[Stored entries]
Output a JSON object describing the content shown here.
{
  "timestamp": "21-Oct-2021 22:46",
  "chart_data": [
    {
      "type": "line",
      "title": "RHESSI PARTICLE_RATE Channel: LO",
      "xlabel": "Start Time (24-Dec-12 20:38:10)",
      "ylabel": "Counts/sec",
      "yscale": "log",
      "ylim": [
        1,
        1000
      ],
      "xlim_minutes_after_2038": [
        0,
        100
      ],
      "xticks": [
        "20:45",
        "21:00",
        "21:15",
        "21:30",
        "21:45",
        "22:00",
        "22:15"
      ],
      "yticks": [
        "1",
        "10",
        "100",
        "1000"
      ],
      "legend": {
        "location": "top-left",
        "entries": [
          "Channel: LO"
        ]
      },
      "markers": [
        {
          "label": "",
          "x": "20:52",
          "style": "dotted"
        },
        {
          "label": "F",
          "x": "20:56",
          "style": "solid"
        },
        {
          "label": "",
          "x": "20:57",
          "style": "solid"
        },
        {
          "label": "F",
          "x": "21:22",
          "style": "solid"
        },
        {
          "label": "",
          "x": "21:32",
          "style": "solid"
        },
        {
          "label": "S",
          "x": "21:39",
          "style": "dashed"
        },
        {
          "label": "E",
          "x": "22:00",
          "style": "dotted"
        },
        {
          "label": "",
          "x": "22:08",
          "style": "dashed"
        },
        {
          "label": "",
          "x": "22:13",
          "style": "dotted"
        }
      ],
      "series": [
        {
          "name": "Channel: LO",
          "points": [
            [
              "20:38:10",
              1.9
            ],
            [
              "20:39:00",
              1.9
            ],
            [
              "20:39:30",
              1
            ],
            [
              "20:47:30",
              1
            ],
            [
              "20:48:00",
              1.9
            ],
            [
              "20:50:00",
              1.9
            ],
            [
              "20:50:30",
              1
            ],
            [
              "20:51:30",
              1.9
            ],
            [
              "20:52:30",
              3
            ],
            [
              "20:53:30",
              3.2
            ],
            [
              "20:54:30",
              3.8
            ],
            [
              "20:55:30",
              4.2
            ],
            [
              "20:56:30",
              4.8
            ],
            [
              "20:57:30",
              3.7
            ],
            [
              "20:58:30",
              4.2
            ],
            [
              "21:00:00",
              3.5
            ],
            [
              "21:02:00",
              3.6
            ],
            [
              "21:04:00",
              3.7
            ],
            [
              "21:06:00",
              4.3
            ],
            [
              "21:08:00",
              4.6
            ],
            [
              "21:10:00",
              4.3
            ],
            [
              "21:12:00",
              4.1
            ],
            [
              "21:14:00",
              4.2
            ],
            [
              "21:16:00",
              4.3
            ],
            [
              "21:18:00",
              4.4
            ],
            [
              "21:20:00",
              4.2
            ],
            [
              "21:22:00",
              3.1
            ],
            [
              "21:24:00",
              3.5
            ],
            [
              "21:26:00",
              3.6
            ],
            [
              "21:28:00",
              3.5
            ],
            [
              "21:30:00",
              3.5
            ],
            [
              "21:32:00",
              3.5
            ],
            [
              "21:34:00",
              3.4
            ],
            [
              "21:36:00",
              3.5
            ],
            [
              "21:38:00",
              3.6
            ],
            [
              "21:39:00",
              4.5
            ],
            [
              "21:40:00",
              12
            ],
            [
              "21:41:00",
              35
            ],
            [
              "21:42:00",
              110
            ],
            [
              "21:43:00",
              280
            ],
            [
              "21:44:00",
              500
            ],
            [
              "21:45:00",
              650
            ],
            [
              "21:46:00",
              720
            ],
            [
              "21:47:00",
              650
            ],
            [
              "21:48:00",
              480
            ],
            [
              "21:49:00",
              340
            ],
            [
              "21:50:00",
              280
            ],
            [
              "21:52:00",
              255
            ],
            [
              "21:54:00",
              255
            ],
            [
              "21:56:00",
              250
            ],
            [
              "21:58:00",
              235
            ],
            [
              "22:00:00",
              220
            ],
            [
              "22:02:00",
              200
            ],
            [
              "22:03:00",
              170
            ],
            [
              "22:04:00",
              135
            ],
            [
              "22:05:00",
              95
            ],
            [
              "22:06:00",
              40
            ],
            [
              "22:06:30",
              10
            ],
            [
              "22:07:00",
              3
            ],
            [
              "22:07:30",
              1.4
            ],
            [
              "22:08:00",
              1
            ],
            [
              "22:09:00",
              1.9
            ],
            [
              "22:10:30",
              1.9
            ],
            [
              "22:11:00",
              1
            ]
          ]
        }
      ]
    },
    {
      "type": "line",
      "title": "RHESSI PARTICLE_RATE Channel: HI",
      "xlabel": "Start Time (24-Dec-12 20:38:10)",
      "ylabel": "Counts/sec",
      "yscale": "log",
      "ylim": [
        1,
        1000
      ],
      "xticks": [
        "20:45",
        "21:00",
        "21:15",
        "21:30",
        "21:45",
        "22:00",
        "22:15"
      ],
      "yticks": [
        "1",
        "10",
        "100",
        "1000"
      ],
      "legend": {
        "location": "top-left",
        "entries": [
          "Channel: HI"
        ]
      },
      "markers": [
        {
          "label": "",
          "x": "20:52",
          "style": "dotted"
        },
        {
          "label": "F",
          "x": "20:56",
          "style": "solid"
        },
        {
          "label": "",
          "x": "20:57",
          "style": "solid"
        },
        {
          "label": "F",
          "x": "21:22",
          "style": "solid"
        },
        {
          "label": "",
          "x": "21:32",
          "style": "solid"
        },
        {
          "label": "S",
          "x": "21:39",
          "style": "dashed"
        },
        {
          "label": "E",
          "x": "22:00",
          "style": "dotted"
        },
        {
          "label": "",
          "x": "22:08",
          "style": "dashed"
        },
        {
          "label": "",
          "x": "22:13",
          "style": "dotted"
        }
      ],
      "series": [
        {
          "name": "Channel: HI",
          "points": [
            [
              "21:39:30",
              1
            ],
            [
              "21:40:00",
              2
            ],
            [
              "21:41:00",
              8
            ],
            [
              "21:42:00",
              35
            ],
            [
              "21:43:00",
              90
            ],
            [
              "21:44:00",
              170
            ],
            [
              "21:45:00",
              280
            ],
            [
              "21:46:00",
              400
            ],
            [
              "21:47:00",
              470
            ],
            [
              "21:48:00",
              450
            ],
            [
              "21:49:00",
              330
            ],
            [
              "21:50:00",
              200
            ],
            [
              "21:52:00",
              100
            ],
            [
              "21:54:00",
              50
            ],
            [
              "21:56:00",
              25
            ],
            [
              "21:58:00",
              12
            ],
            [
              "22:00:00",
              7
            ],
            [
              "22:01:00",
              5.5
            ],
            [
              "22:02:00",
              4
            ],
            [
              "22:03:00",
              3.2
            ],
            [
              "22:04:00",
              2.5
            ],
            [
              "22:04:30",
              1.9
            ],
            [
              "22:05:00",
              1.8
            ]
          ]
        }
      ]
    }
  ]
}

→ EXERCISE REQUIREMENTS
Every line of the records above needs to be given again exactly.

→ TASK RESULT
Output a JSON object describing the content shown here.
{
  "timestamp": "21-Oct-2021 22:46",
  "chart_data": [
    {
      "type": "line",
      "title": "RHESSI PARTICLE_RATE Channel: LO",
      "xlabel": "Start Time (24-Dec-12 20:38:10)",
      "ylabel": "Counts/sec",
      "yscale": "log",
      "ylim": [
        1,
        1000
      ],
      "xlim_minutes_after_2038": [
        0,
        100
      ],
      "xticks": [
        "20:45",
        "21:00",
        "21:15",
        "21:30",
        "21:45",
        "22:00",
        "22:15"
      ],
      "yticks": [
        "1",
        "10",
        "100",
        "1000"
      ],
      "legend": {
        "location": "top-left",
        "entries": [
          "Channel: LO"
        ]
      },
      "markers": [
        {
          "label": "",
          "x": "20:52",
          "style": "dotted"
        },
        {
          "label": "F",
          "x": "20:56",
          "style": "solid"
        },
        {
          "label": "",
          "x": "20:57",
          "style": "solid"
        },
        {
          "label": "F",
          "x": "21:22",
          "style": "solid"
        },
        {
          "label": "",
          "x": "21:32",
          "style": "solid"
        },
        {
          "label": "S",
          "x": "21:39",
          "style": "dashed"
        },
        {
          "label": "E",
          "x": "22:00",
          "style": "dotted"
        },
        {
          "label": "",
          "x": "22:08",
          "style": "dashed"
        },
        {
          "label": "",
          "x": "22:13",
          "style": "dotted"
        }
      ],
      "series": [
        {
          "name": "Channel: LO",
          "points": [
            [
              "20:38:10",
              1.9
            ],
            [
              "20:39:00",
              1.9
            ],
            [
              "20:39:30",
              1
            ],
            [
              "20:47:30",
              1
            ],
            [
              "20:48:00",
              1.9
            ],
            [
              "20:50:00",
              1.9
            ],
            [
              "20:50:30",
              1
            ],
            [
              "20:51:30",
              1.9
            ],
            [
              "20:52:30",
              3
            ],
            [
              "20:53:30",
              3.2
            ],
            [
              "20:54:30",
              3.8
            ],
            [
              "20:55:30",
              4.2
            ],
            [
              "20:56:30",
              4.8
            ],
            [
              "20:57:30",
              3.7
            ],
            [
              "20:58:30",
              4.2
            ],
            [
              "21:00:00",
              3.5
            ],
            [
              "21:02:00",
              3.6
            ],
            [
              "21:04:00",
              3.7
            ],
            [
              "21:06:00",
              4.3
            ],
            [
              "21:08:00",
              4.6
            ],
            [
              "21:10:00",
              4.3
            ],
            [
              "21:12:00",
              4.1
            ],
            [
              "21:14:00",
              4.2
            ],
            [
              "21:16:00",
              4.3
            ],
            [
              "21:18:00",
              4.4
            ],
            [
              "21:20:00",
              4.2
            ],
            [
              "21:22:00",
              3.1
            ],
            [
              "21:24:00",
              3.5
            ],
            [
              "21:26:00",
              3.6
            ],
            [
              "21:28:00",
              3.5
            ],
            [
              "21:30:00",
              3.5
            ],
            [
              "21:32:00",
              3.5
            ],
            [
              "21:34:00",
              3.4
            ],
            [
              "21:36:00",
              3.5
            ],
            [
              "21:38:00",
              3.6
            ],
            [
              "21:39:00",
              4.5
            ],
            [
              "21:40:00",
              12
            ],
            [
              "21:41:00",
              35
            ],
            [
              "21:42:00",
              110
            ],
            [
              "21:43:00",
              280
            ],
            [
              "21:44:00",
              500
            ],
            [
              "21:45:00",
              650
            ],
            [
              "21:46:00",
              720
            ],
            [
              "21:47:00",
              650
            ],
            [
              "21:48:00",
              480
            ],
            [
              "21:49:00",
              340
            ],
            [
              "21:50:00",
              280
            ],
            [
              "21:52:00",
              255
            ],
            [
              "21:54:00",
              255
            ],
            [
              "21:56:00",
              250
            ],
            [
              "21:58:00",
              235
            ],
            [
              "22:00:00",
              220
            ],
            [
              "22:02:00",
              200
            ],
            [
              "22:03:00",
              170
            ],
            [
              "22:04:00",
              135
            ],
            [
              "22:05:00",
              95
            ],
            [
              "22:06:00",
              40
            ],
            [
              "22:06:30",
              10
            ],
            [
              "22:07:00",
              3
            ],
            [
              "22:07:30",
              1.4
            ],
            [
              "22:08:00",
              1
            ],
            [
              "22:09:00",
              1.9
            ],
            [
              "22:10:30",
              1.9
            ],
            [
              "22:11:00",
              1
            ]
          ]
        }
      ]
    },
    {
      "type": "line",
      "title": "RHESSI PARTICLE_RATE Channel: HI",
      "xlabel": "Start Time (24-Dec-12 20:38:10)",
      "ylabel": "Counts/sec",
      "yscale": "log",
      "ylim": [
        1,
        1000
      ],
      "xticks": [
        "20:45",
        "21:00",
        "21:15",
        "21:30",
        "21:45",
        "22:00",
        "22:15"
      ],
      "yticks": [
        "1",
        "10",
        "100",
        "1000"
      ],
      "legend": {
        "location": "top-left",
        "entries": [
          "Channel: HI"
        ]
      },
      "markers": [
        {
          "label": "",
          "x": "20:52",
          "style": "dotted"
        },
        {
          "label": "F",
          "x": "20:56",
          "style": "solid"
        },
        {
          "label": "",
          "x": "20:57",
          "style": "solid"
        },
        {
          "label": "F",
          "x": "21:22",
          "style": "solid"
        },
        {
          "label": "",
          "x": "21:32",
          "style": "solid"
        },
        {
          "label": "S",
          "x": "21:39",
          "style": "dashed"
        },
        {
          "label": "E",
          "x": "22:00",
          "style": "dotted"
        },
        {
          "label": "",
          "x": "22:08",
          "style": "dashed"
        },
        {
          "label": "",
          "x": "22:13",
          "style": "dotted"
        }
      ],
      "series": [
        {
          "name": "Channel: HI",
          "points": [
            [
              "21:39:30",
              1
            ],
            [
              "21:40:00",
              2
            ],
            [
              "21:41:00",
              8
            ],
            [
              "21:42:00",
              35
            ],
            [
              "21:43:00",
              90
            ],
            [
              "21:44:00",
              170
            ],
            [
              "21:45:00",
              280
            ],
            [
              "21:46:00",
              400
            ],
            [
              "21:47:00",
              470
            ],
            [
              "21:48:00",
              450
            ],
            [
              "21:49:00",
              330
            ],
            [
              "21:50:00",
              200
            ],
            [
              "21:52:00",
              100
            ],
            [
              "21:54:00",
              50
            ],
            [
              "21:56:00",
              25
            ],
            [
              "21:58:00",
              12
            ],
            [
              "22:00:00",
              7
            ],
            [
              "22:01:00",
              5.5
            ],
            [
              "22:02:00",
              4
            ],
            [
              "22:03:00",
              3.2
            ],
            [
              "22:04:00",
              2.5
            ],
            [
              "22:04:30",
              1.9
            ],
            [
              "22:05:00",
              1.8
            ]
          ]
        }
      ]
    }
  ]
}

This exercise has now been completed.